* **SOURCE RECORDS**
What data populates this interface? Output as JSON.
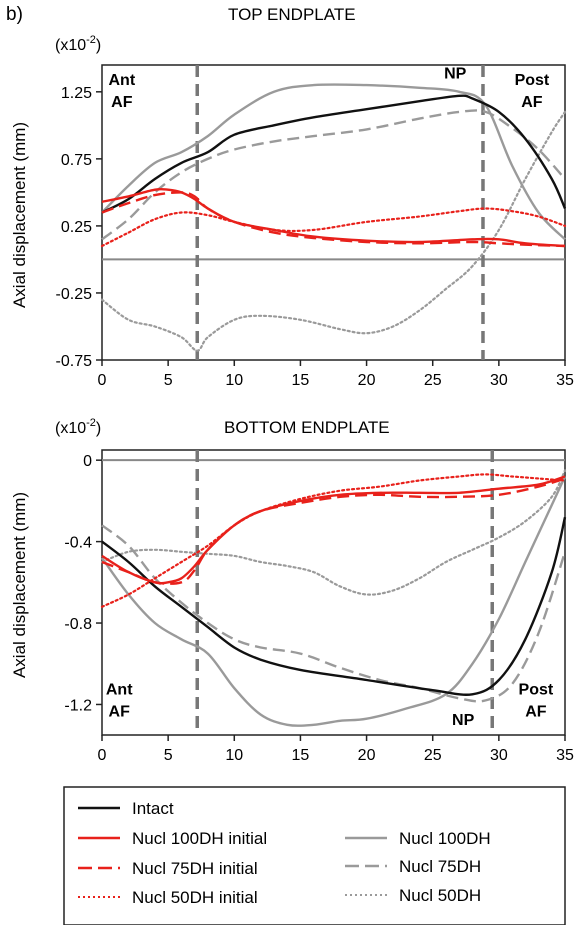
{
  "panel_label": "b)",
  "colors": {
    "intact": "#111111",
    "red": "#e8211b",
    "gray": "#9a9a9a",
    "dash_marker": "#777777",
    "zero_line": "#888888"
  },
  "legend": {
    "items": [
      {
        "key": "intact",
        "label": "Intact",
        "color": "#111111",
        "style": "solid"
      },
      {
        "key": "n100i",
        "label": "Nucl 100DH initial",
        "color": "#e8211b",
        "style": "solid"
      },
      {
        "key": "n75i",
        "label": "Nucl 75DH initial",
        "color": "#e8211b",
        "style": "dashed"
      },
      {
        "key": "n50i",
        "label": "Nucl 50DH initial",
        "color": "#e8211b",
        "style": "dotted"
      },
      {
        "key": "n100",
        "label": "Nucl 100DH",
        "color": "#9a9a9a",
        "style": "solid"
      },
      {
        "key": "n75",
        "label": "Nucl 75DH",
        "color": "#9a9a9a",
        "style": "dashed"
      },
      {
        "key": "n50",
        "label": "Nucl 50DH",
        "color": "#9a9a9a",
        "style": "dotted"
      }
    ]
  },
  "chart_data": [
    {
      "type": "line",
      "title": "TOP ENDPLATE",
      "unit_prefix": "(x10",
      "unit_exp": "-2",
      "unit_suffix": ")",
      "ylabel": "Axial displacement (mm)",
      "xlabel": "",
      "xlim": [
        0,
        35
      ],
      "ylim": [
        -0.75,
        1.45
      ],
      "xticks": [
        0,
        5,
        10,
        15,
        20,
        25,
        30,
        35
      ],
      "yticks": [
        -0.75,
        -0.25,
        0.25,
        0.75,
        1.25
      ],
      "ytick_labels": [
        "-0.75",
        "-0.25",
        "0.25",
        "0.75",
        "1.25"
      ],
      "zero_line": 0,
      "vlines": [
        7.2,
        28.8
      ],
      "region_labels": [
        {
          "lines": [
            "Ant",
            "AF"
          ],
          "x": 1.5,
          "y": 1.3,
          "anchor": "middle"
        },
        {
          "lines": [
            "NP"
          ],
          "x": 26.7,
          "y": 1.35,
          "anchor": "middle"
        },
        {
          "lines": [
            "Post",
            "AF"
          ],
          "x": 32.5,
          "y": 1.3,
          "anchor": "middle"
        }
      ],
      "series": [
        {
          "key": "intact",
          "x": [
            0,
            2,
            4,
            6,
            8,
            10,
            13,
            16,
            20,
            24,
            27,
            28,
            30,
            32,
            34,
            35
          ],
          "y": [
            0.35,
            0.45,
            0.6,
            0.72,
            0.8,
            0.93,
            1.0,
            1.06,
            1.12,
            1.18,
            1.22,
            1.2,
            1.1,
            0.9,
            0.6,
            0.38
          ]
        },
        {
          "key": "n100",
          "x": [
            0,
            2,
            4,
            6,
            8,
            10,
            13,
            16,
            20,
            24,
            27,
            29,
            31,
            33,
            35
          ],
          "y": [
            0.35,
            0.55,
            0.72,
            0.8,
            0.92,
            1.08,
            1.25,
            1.3,
            1.3,
            1.28,
            1.25,
            1.15,
            0.7,
            0.35,
            0.15
          ]
        },
        {
          "key": "n75",
          "x": [
            0,
            2,
            4,
            6,
            8,
            10,
            13,
            16,
            20,
            24,
            27,
            29,
            31,
            33,
            35
          ],
          "y": [
            0.15,
            0.3,
            0.5,
            0.65,
            0.75,
            0.82,
            0.88,
            0.92,
            0.97,
            1.05,
            1.1,
            1.1,
            0.98,
            0.82,
            0.6
          ]
        },
        {
          "key": "n50",
          "x": [
            0,
            2,
            4,
            6,
            7.2,
            8,
            10,
            12,
            15,
            18,
            20,
            22,
            24,
            26,
            28,
            30,
            32,
            34,
            35
          ],
          "y": [
            -0.3,
            -0.45,
            -0.5,
            -0.58,
            -0.68,
            -0.58,
            -0.45,
            -0.42,
            -0.45,
            -0.52,
            -0.55,
            -0.5,
            -0.38,
            -0.22,
            -0.05,
            0.22,
            0.6,
            0.95,
            1.1
          ]
        },
        {
          "key": "n100i",
          "x": [
            0,
            2,
            4,
            5,
            6,
            7,
            8,
            10,
            13,
            16,
            20,
            24,
            28,
            30,
            32,
            35
          ],
          "y": [
            0.43,
            0.47,
            0.52,
            0.52,
            0.5,
            0.45,
            0.38,
            0.28,
            0.22,
            0.17,
            0.14,
            0.13,
            0.15,
            0.15,
            0.12,
            0.1
          ]
        },
        {
          "key": "n75i",
          "x": [
            0,
            2,
            4,
            6,
            7,
            8,
            10,
            13,
            16,
            20,
            24,
            28,
            30,
            32,
            35
          ],
          "y": [
            0.35,
            0.42,
            0.48,
            0.5,
            0.47,
            0.38,
            0.28,
            0.2,
            0.16,
            0.13,
            0.12,
            0.13,
            0.12,
            0.11,
            0.1
          ]
        },
        {
          "key": "n50i",
          "x": [
            0,
            2,
            4,
            6,
            8,
            10,
            13,
            16,
            20,
            24,
            27,
            29,
            31,
            33,
            35
          ],
          "y": [
            0.1,
            0.2,
            0.3,
            0.35,
            0.33,
            0.28,
            0.22,
            0.22,
            0.28,
            0.32,
            0.36,
            0.38,
            0.36,
            0.32,
            0.25
          ]
        }
      ]
    },
    {
      "type": "line",
      "title": "BOTTOM ENDPLATE",
      "unit_prefix": "(x10",
      "unit_exp": "-2",
      "unit_suffix": ")",
      "ylabel": "Axial displacement (mm)",
      "xlabel": "",
      "xlim": [
        0,
        35
      ],
      "ylim": [
        -1.35,
        0.05
      ],
      "xticks": [
        0,
        5,
        10,
        15,
        20,
        25,
        30,
        35
      ],
      "yticks": [
        -1.2,
        -0.8,
        -0.4,
        0
      ],
      "ytick_labels": [
        "-1.2",
        "-0.8",
        "-0.4",
        "0"
      ],
      "zero_line": 0,
      "vlines": [
        7.2,
        29.5
      ],
      "region_labels": [
        {
          "lines": [
            "Ant",
            "AF"
          ],
          "x": 1.3,
          "y": -1.15,
          "anchor": "middle"
        },
        {
          "lines": [
            "NP"
          ],
          "x": 27.3,
          "y": -1.3,
          "anchor": "middle"
        },
        {
          "lines": [
            "Post",
            "AF"
          ],
          "x": 32.8,
          "y": -1.15,
          "anchor": "middle"
        }
      ],
      "series": [
        {
          "key": "intact",
          "x": [
            0,
            2,
            4,
            6,
            8,
            10,
            12,
            15,
            20,
            25,
            28,
            30,
            32,
            34,
            35
          ],
          "y": [
            -0.4,
            -0.5,
            -0.62,
            -0.72,
            -0.82,
            -0.92,
            -0.98,
            -1.03,
            -1.08,
            -1.13,
            -1.15,
            -1.08,
            -0.88,
            -0.55,
            -0.28
          ]
        },
        {
          "key": "n100",
          "x": [
            0,
            2,
            4,
            6,
            8,
            10,
            12,
            14,
            16,
            18,
            20,
            23,
            26,
            28,
            30,
            32,
            34,
            35
          ],
          "y": [
            -0.48,
            -0.66,
            -0.8,
            -0.88,
            -0.95,
            -1.12,
            -1.25,
            -1.3,
            -1.3,
            -1.28,
            -1.27,
            -1.22,
            -1.15,
            -1.0,
            -0.78,
            -0.5,
            -0.22,
            -0.08
          ]
        },
        {
          "key": "n75",
          "x": [
            0,
            2,
            4,
            6,
            8,
            10,
            12,
            15,
            18,
            21,
            24,
            27,
            29,
            31,
            33,
            35
          ],
          "y": [
            -0.32,
            -0.42,
            -0.58,
            -0.7,
            -0.8,
            -0.88,
            -0.92,
            -0.95,
            -1.02,
            -1.08,
            -1.12,
            -1.17,
            -1.18,
            -1.1,
            -0.85,
            -0.45
          ]
        },
        {
          "key": "n50",
          "x": [
            0,
            2,
            4,
            6,
            8,
            10,
            12,
            14,
            16,
            18,
            20,
            22,
            24,
            26,
            28,
            30,
            32,
            34,
            35
          ],
          "y": [
            -0.5,
            -0.45,
            -0.44,
            -0.45,
            -0.46,
            -0.47,
            -0.5,
            -0.52,
            -0.55,
            -0.62,
            -0.66,
            -0.64,
            -0.58,
            -0.5,
            -0.44,
            -0.38,
            -0.3,
            -0.18,
            -0.05
          ]
        },
        {
          "key": "n100i",
          "x": [
            0,
            2,
            4,
            5,
            6,
            7,
            8,
            10,
            12,
            15,
            18,
            21,
            24,
            27,
            30,
            33,
            35
          ],
          "y": [
            -0.47,
            -0.55,
            -0.6,
            -0.6,
            -0.58,
            -0.52,
            -0.44,
            -0.32,
            -0.25,
            -0.2,
            -0.17,
            -0.16,
            -0.16,
            -0.16,
            -0.14,
            -0.12,
            -0.08
          ]
        },
        {
          "key": "n75i",
          "x": [
            0,
            2,
            4,
            6,
            7,
            8,
            10,
            12,
            15,
            18,
            21,
            24,
            27,
            30,
            33,
            35
          ],
          "y": [
            -0.5,
            -0.55,
            -0.6,
            -0.6,
            -0.54,
            -0.44,
            -0.32,
            -0.25,
            -0.21,
            -0.18,
            -0.17,
            -0.18,
            -0.18,
            -0.17,
            -0.13,
            -0.09
          ]
        },
        {
          "key": "n50i",
          "x": [
            0,
            2,
            4,
            6,
            8,
            10,
            12,
            15,
            18,
            21,
            24,
            27,
            29,
            31,
            33,
            35
          ],
          "y": [
            -0.72,
            -0.66,
            -0.58,
            -0.5,
            -0.42,
            -0.32,
            -0.25,
            -0.19,
            -0.15,
            -0.13,
            -0.1,
            -0.08,
            -0.07,
            -0.08,
            -0.09,
            -0.1
          ]
        }
      ]
    }
  ]
}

* **GOAL**
Return every line containing "ENDPLATE".

* **TASK ANSWER**
      "title": "TOP ENDPLATE",
      "title": "BOTTOM ENDPLATE",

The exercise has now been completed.